(Extracted data entries)

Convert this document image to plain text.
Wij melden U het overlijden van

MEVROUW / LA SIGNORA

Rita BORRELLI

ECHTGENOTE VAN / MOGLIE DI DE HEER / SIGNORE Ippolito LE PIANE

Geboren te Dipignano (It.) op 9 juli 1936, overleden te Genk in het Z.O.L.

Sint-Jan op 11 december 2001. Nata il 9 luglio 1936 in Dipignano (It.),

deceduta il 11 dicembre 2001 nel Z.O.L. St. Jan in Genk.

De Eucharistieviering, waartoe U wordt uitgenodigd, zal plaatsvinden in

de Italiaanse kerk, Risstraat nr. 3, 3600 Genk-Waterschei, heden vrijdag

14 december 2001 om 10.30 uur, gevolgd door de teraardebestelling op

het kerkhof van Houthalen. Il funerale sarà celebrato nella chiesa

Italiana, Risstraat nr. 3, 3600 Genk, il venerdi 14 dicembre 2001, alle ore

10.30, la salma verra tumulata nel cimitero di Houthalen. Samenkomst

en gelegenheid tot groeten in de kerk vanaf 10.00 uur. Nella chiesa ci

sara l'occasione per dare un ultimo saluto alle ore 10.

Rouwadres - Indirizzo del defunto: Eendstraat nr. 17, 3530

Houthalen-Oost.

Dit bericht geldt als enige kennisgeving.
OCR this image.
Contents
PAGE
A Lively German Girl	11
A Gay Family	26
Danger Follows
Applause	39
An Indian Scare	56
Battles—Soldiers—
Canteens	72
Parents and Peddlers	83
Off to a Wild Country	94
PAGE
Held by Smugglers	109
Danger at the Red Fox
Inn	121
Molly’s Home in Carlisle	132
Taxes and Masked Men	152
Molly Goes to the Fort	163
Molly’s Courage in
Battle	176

▸ DIRECTIVE
Read the lines above. Gather those in which the string "Risstraat" is found.

▸ CORRECT RESPONSE
de Italiaanse kerk, Risstraat nr. 3, 3600 Genk-Waterschei, heden vrijdag
Italiana, Risstraat nr. 3, 3600 Genk, il venerdi 14 dicembre 2001, alle ore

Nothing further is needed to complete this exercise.